───── Record extracts ─────

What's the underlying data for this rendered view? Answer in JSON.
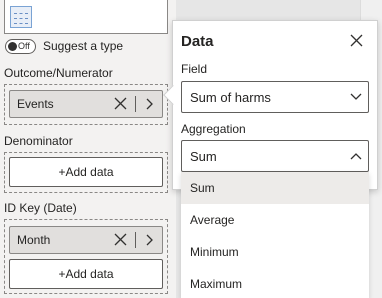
{
  "left_pane": {
    "suggest_toggle": {
      "state_text": "Off",
      "label": "Suggest a type"
    },
    "outcome": {
      "label": "Outcome/Numerator",
      "field": "Events"
    },
    "denominator": {
      "label": "Denominator",
      "add_label": "+Add data"
    },
    "id_key": {
      "label": "ID Key (Date)",
      "field": "Month",
      "add_label": "+Add data"
    }
  },
  "panel": {
    "title": "Data",
    "field_label": "Field",
    "field_value": "Sum of harms",
    "aggregation_label": "Aggregation",
    "aggregation_value": "Sum",
    "aggregation_options": [
      "Sum",
      "Average",
      "Minimum",
      "Maximum"
    ],
    "selected_option": "Sum"
  },
  "icons": {
    "close": "close-icon",
    "remove": "x-icon",
    "expand": "chevron-right-icon",
    "dropdown_closed": "chevron-down-icon",
    "dropdown_open": "chevron-up-icon"
  },
  "colors": {
    "pane_background": "#f3f2f1",
    "pill_background": "#e1dfdd",
    "selected_option_background": "#edebe9",
    "border": "#605e5c"
  }
}
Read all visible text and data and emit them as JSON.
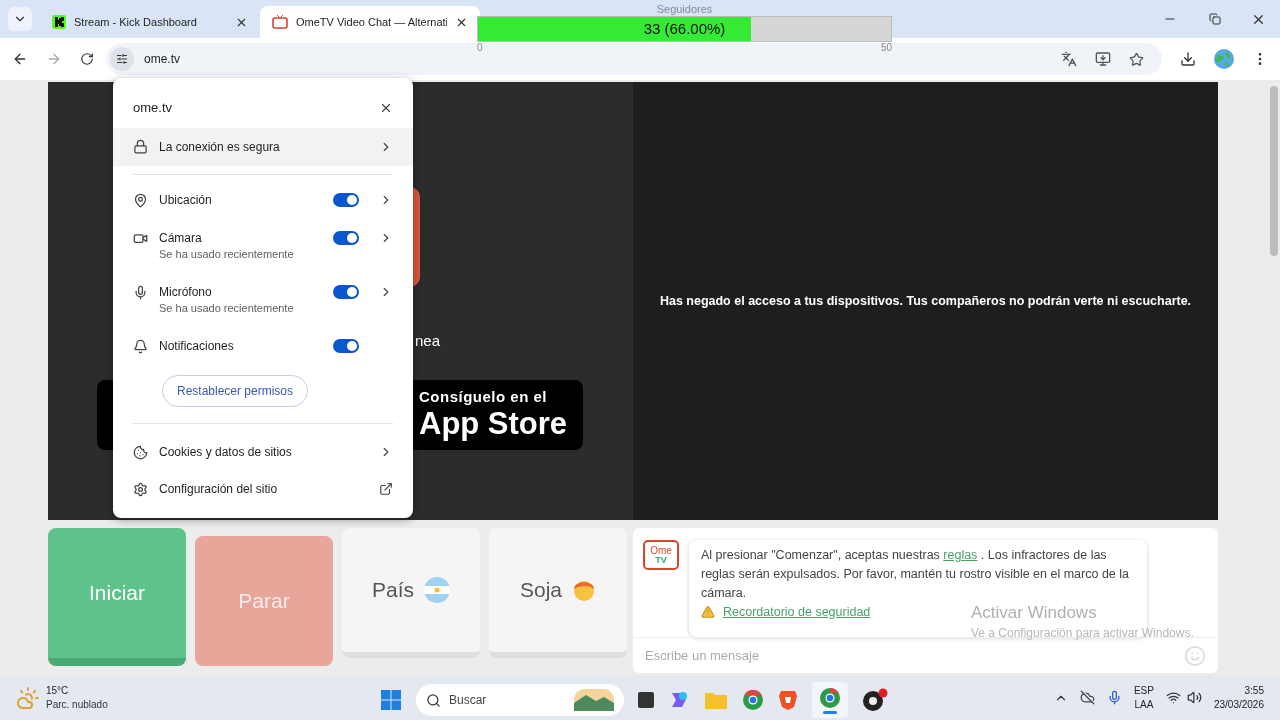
{
  "browser": {
    "tabs": [
      {
        "title": "Stream - Kick Dashboard",
        "selected": false,
        "kind": "kick"
      },
      {
        "title": "OmeTV Video Chat — Alternati",
        "selected": true,
        "kind": "ome"
      }
    ],
    "address": "ome.tv"
  },
  "overlay": {
    "label": "Seguidores",
    "reading": "33 (66.00%)",
    "level": 0.66,
    "min": "0",
    "max": "50"
  },
  "popup": {
    "title": "ome.tv",
    "items": [
      {
        "kind": "link",
        "label": "La conexión es segura"
      },
      {
        "kind": "permission",
        "label": "Ubicación",
        "on": true,
        "arrow": true
      },
      {
        "kind": "permission",
        "label": "Cámara",
        "note": "Se ha usado recientemente",
        "on": true,
        "arrow": true
      },
      {
        "kind": "permission",
        "label": "Micrófono",
        "note": "Se ha usado recientemente",
        "on": true,
        "arrow": true
      },
      {
        "kind": "permission",
        "label": "Notificaciones",
        "on": true,
        "arrow": false
      },
      {
        "kind": "button",
        "label": "Restablecer permisos"
      },
      {
        "kind": "link",
        "label": "Cookies y datos de sitios"
      },
      {
        "kind": "external",
        "label": "Configuración del sitio"
      }
    ]
  },
  "video": {
    "partial_text": "nea",
    "store_line1": "Consíguelo en el",
    "store_line2": "App Store",
    "message": "Has negado el acceso a tus dispositivos. Tus compañeros no podrán verte ni escucharte."
  },
  "controls": [
    {
      "label": "Iniciar",
      "kind": "start"
    },
    {
      "label": "Parar",
      "kind": "stop"
    },
    {
      "label": "País",
      "kind": "country"
    },
    {
      "label": "Soja",
      "kind": "gender"
    }
  ],
  "chat": {
    "notice_before": "Al presionar \"Comenzar\", aceptas nuestras ",
    "notice_link": "reglas",
    "notice_after": " . Los infractores de las reglas serán expulsados. Por favor, mantén tu rostro visible en el marco de la cámara.",
    "safety_link": "Recordatorio de seguridad",
    "placeholder": "Escribe un mensaje",
    "logo_top": "Ome",
    "logo_bottom": "TV"
  },
  "windows_notice": {
    "title": "Activar Windows",
    "subtitle": "Ve a Configuración para activar Windows."
  },
  "taskbar": {
    "temperature": "15°C",
    "weather": "Parc. nublado",
    "search": "Buscar",
    "language": "ESP",
    "layout": "LAA",
    "time": "3:55",
    "date": "23/03/2026"
  }
}
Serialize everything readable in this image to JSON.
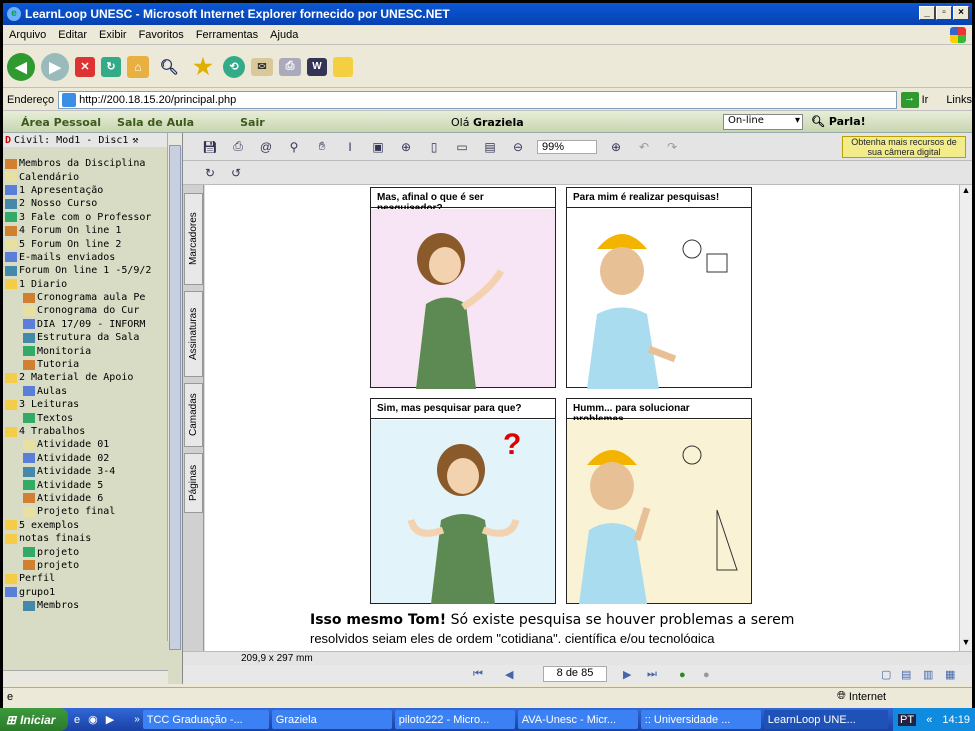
{
  "window": {
    "title": "LearnLoop UNESC - Microsoft Internet Explorer fornecido por UNESC.NET"
  },
  "menu": [
    "Arquivo",
    "Editar",
    "Exibir",
    "Favoritos",
    "Ferramentas",
    "Ajuda"
  ],
  "address": {
    "label": "Endereço",
    "url": "http://200.18.15.20/principal.php",
    "go": "Ir",
    "links": "Links"
  },
  "site_nav": {
    "area_pessoal": "Área Pessoal",
    "sala_de_aula": "Sala de Aula",
    "sair": "Sair",
    "greeting": "Olá",
    "user": "Graziela",
    "status": "On-line",
    "fala": "Parla!"
  },
  "sidebar": {
    "header": "Civil: Mod1 - Disc1",
    "items": [
      "Membros da Disciplina",
      "Calendário",
      "1 Apresentação",
      "2 Nosso Curso",
      "3 Fale com o Professor",
      "4 Forum On line 1",
      "5 Forum On line 2",
      "E-mails enviados",
      "Forum On line 1 -5/9/2",
      "1 Diario",
      "Cronograma aula Pe",
      "Cronograma do Cur",
      "DIA 17/09 - INFORM",
      "Estrutura da Sala",
      "Monitoria",
      "Tutoria",
      "2 Material de Apoio",
      "Aulas",
      "3 Leituras",
      "Textos",
      "4 Trabalhos",
      "Atividade 01",
      "Atividade 02",
      "Atividade 3-4",
      "Atividade 5",
      "Atividade 6",
      "Projeto final",
      "5 exemplos",
      "notas finais",
      "projeto",
      "projeto",
      "Perfil",
      "grupo1",
      "Membros"
    ]
  },
  "viewer": {
    "zoom": "99%",
    "ad": "Obtenha mais recursos de sua câmera digital",
    "tabs": [
      "Marcadores",
      "Assinaturas",
      "Camadas",
      "Páginas"
    ],
    "page_size": "209,9 x 297 mm",
    "page_indicator": "8 de 85"
  },
  "comic": {
    "p1": "Mas, afinal o que é ser pesquisador?",
    "p2": "Para mim é realizar pesquisas!",
    "p3": "Sim, mas pesquisar para que?",
    "p4": "Humm... para solucionar problemas.",
    "caption_bold": "Isso mesmo Tom!",
    "caption": "Só existe pesquisa se houver problemas a serem",
    "caption2": "resolvidos sejam eles de ordem \"cotidiana\", científica e/ou tecnológica"
  },
  "status": {
    "zone": "Internet"
  },
  "taskbar": {
    "start": "Iniciar",
    "tasks": [
      "TCC Graduação -...",
      "Graziela",
      "piloto222 - Micro...",
      "AVA-Unesc - Micr...",
      ":: Universidade ...",
      "LearnLoop UNE..."
    ],
    "lang": "PT",
    "time": "14:19"
  },
  "colors": {
    "title_bar": "#0a58d6",
    "taskbar": "#3168d5",
    "start": "#3c9a3c",
    "ad_bg": "#f2ec8a"
  }
}
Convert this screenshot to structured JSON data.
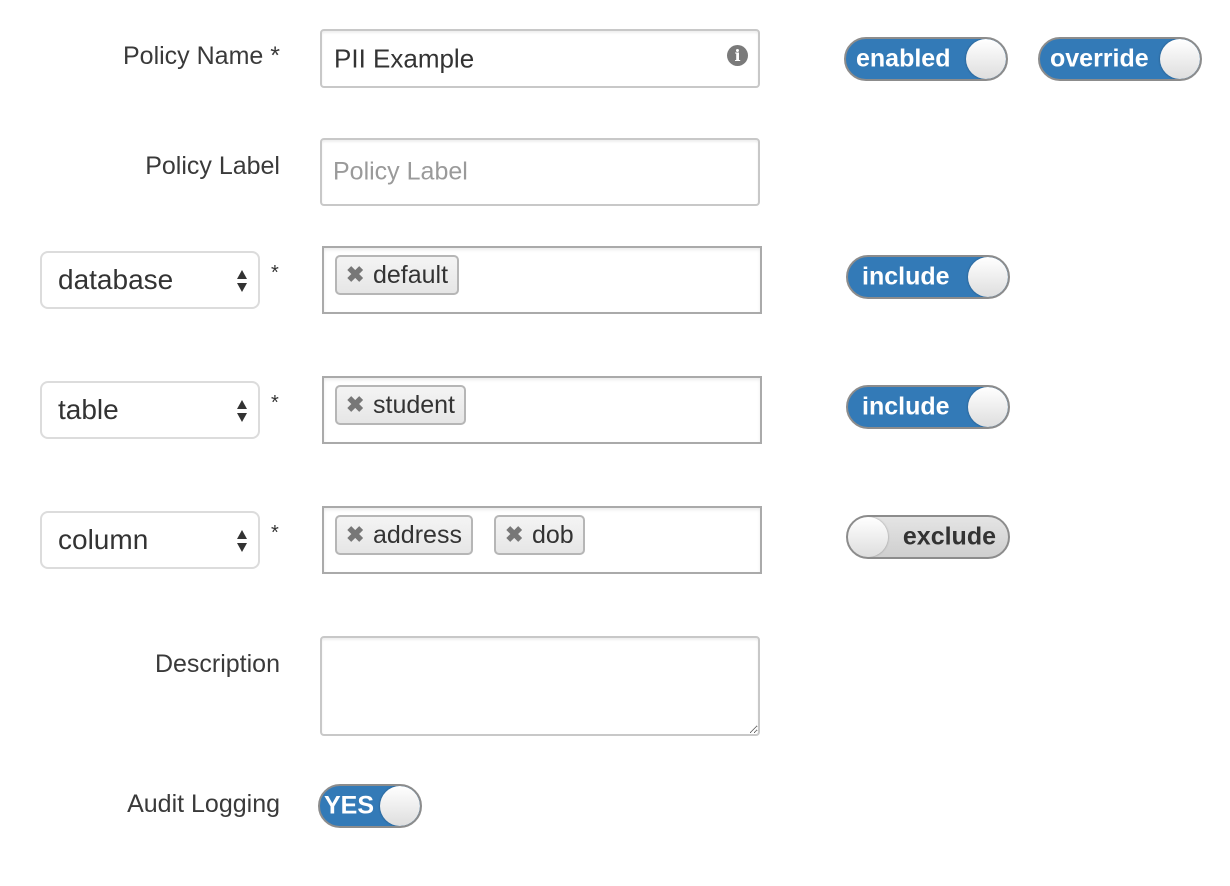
{
  "policy_name": {
    "label": "Policy Name *",
    "value": "PII Example",
    "info_icon": "info-icon"
  },
  "policy_label": {
    "label": "Policy Label",
    "placeholder": "Policy Label"
  },
  "status_toggles": {
    "enabled": "enabled",
    "override": "override"
  },
  "resources": [
    {
      "type": "database",
      "required_mark": "*",
      "tags": [
        "default"
      ],
      "toggle": "include",
      "toggle_state": "on"
    },
    {
      "type": "table",
      "required_mark": "*",
      "tags": [
        "student"
      ],
      "toggle": "include",
      "toggle_state": "on"
    },
    {
      "type": "column",
      "required_mark": "*",
      "tags": [
        "address",
        "dob"
      ],
      "toggle": "exclude",
      "toggle_state": "off"
    }
  ],
  "description": {
    "label": "Description",
    "value": ""
  },
  "audit_logging": {
    "label": "Audit Logging",
    "toggle": "YES",
    "toggle_state": "on"
  },
  "colors": {
    "accent": "#337ab7",
    "border": "#c8c8c8"
  },
  "tag_remove_glyph": "✖"
}
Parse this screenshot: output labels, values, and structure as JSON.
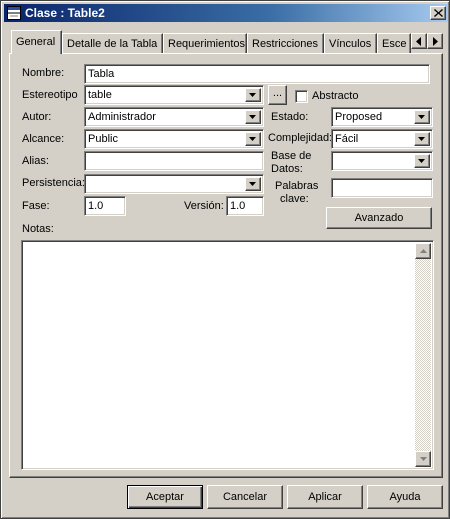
{
  "window": {
    "title": "Clase : Table2"
  },
  "tabs": [
    "General",
    "Detalle de la Tabla",
    "Requerimientos",
    "Restricciones",
    "Vínculos",
    "Esce"
  ],
  "form": {
    "nombre_label": "Nombre:",
    "nombre_value": "Tabla",
    "estereotipo_label": "Estereotipo",
    "estereotipo_value": "table",
    "ellipsis_label": "...",
    "abstracto_label": "Abstracto",
    "autor_label": "Autor:",
    "autor_value": "Administrador",
    "alcance_label": "Alcance:",
    "alcance_value": "Public",
    "alias_label": "Alias:",
    "alias_value": "",
    "persistencia_label": "Persistencia:",
    "persistencia_value": "",
    "fase_label": "Fase:",
    "fase_value": "1.0",
    "version_label": "Versión:",
    "version_value": "1.0",
    "estado_label": "Estado:",
    "estado_value": "Proposed",
    "complejidad_label": "Complejidad:",
    "complejidad_value": "Fácil",
    "base_datos_label_1": "Base de",
    "base_datos_label_2": "Datos:",
    "base_datos_value": "",
    "palabras_label_1": "Palabras",
    "palabras_label_2": "clave:",
    "palabras_value": "",
    "avanzado_label": "Avanzado",
    "notas_label": "Notas:"
  },
  "buttons": {
    "aceptar": "Aceptar",
    "cancelar": "Cancelar",
    "aplicar": "Aplicar",
    "ayuda": "Ayuda"
  },
  "icons": {
    "window": "class-window-icon",
    "close": "close-icon",
    "dropdown": "chevron-down-icon",
    "tab_left": "arrow-left-icon",
    "tab_right": "arrow-right-icon",
    "scroll_up": "arrow-up-icon",
    "scroll_down": "arrow-down-icon"
  }
}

─────

In the listing above, locate each line with "Tabla" and copy it.

    "Detalle de la Tabla",
    "nombre_value": "Tabla",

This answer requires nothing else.